— EXERCISE —
According to the post featuring Carlos Reyes, in which collection do the two poems appear?

— PAGE EXTRACT —
»»
Posts Tagged ‘Northwest poetry’

A Poet a Day 15: Carlos Reyes

Thursday, April 15th, 2010

Nothing says taxes like long lines and drinking. With tax day in mind, it’s my pleasure to feature two poems from Carlos Reyes, “In the Line at the Post Office,” and “Shot Glass.” Both poems appear The Book of Shadows (© 2009, Lost Horse Press), his recent collection of new and selected poems.



THOUGHTS ABOUT THE POEMS

The poems exemplify what Carlos does best — drill down to revelation through clean, thoughtful, and well-crafted language, while letting images carry and drive them forward. They remind me of Whitman’s adage that sometimes the power of a work has as much to do with what’s not being said as it does with what rests on the page.



In the Line at the Post Office


The man near
the head of the line

turns to face us
licks stamps

his tongue out
like someone

taking communion.
Up on the wall

Christ on the clock
arms outstretched

says quarter to three.
That his right hand tries

to raise itself, that
his left hand slumps

is an illusion.
««
— DATA PROVIDED —
»»
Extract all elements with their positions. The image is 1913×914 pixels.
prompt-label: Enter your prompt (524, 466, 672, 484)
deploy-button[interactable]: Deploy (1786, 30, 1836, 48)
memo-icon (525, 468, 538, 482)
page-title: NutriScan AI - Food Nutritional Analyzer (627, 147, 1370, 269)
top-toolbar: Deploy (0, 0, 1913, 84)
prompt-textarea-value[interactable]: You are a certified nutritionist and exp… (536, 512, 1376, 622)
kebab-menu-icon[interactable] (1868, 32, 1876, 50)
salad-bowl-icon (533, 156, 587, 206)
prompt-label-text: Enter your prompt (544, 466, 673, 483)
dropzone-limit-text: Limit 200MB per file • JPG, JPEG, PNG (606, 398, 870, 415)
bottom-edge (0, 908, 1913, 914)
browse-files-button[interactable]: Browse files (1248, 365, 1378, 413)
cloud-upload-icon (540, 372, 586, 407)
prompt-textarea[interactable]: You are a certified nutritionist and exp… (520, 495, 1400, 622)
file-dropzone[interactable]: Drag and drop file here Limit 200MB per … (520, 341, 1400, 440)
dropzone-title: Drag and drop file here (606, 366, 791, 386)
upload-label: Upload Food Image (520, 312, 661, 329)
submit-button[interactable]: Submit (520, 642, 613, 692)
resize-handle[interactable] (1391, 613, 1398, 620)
««
— ANSWER TO THE PROBLEM —
The Book of Shadows (2009, Lost Horse Press), his collection of new and selected poems.